• **Written instruction**
Copy the items word for word, beginning with the very first line and ending with the line that contains "x-tick-label: Dec 2016", including both of those lines.
--- START OF Dataset rows ---
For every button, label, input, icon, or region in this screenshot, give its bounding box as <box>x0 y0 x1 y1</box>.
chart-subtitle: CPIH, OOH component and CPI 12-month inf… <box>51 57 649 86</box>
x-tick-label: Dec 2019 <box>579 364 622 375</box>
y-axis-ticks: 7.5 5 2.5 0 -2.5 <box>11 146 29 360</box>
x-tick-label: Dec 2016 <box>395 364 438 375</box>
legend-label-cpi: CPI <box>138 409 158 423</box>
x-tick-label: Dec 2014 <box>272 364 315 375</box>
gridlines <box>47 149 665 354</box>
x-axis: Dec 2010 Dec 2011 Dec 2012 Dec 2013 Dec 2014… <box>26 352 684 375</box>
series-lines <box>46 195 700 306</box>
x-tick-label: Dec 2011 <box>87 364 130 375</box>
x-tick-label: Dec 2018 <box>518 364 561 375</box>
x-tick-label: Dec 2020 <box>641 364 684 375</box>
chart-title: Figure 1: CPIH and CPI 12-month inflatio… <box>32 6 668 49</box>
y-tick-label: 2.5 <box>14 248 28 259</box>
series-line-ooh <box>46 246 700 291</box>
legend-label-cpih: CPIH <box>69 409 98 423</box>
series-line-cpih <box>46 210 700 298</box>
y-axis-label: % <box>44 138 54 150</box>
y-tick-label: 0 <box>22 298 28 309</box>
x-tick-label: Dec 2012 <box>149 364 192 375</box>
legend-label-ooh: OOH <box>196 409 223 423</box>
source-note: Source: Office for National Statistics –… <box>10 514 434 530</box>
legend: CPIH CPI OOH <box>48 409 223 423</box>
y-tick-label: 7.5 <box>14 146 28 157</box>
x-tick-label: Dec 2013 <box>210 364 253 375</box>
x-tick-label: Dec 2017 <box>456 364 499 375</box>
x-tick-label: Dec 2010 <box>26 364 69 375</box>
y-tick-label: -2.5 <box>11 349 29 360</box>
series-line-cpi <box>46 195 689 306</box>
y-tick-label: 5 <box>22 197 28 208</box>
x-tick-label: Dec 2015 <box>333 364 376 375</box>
--- END OF Dataset rows ---
• **Problem solution**
For every button, label, input, icon, or region in this screenshot, give its bounding box as <box>x0 y0 x1 y1</box>.
chart-subtitle: CPIH, OOH component and CPI 12-month inf… <box>51 57 649 86</box>
x-tick-label: Dec 2019 <box>579 364 622 375</box>
y-axis-ticks: 7.5 5 2.5 0 -2.5 <box>11 146 29 360</box>
x-tick-label: Dec 2016 <box>395 364 438 375</box>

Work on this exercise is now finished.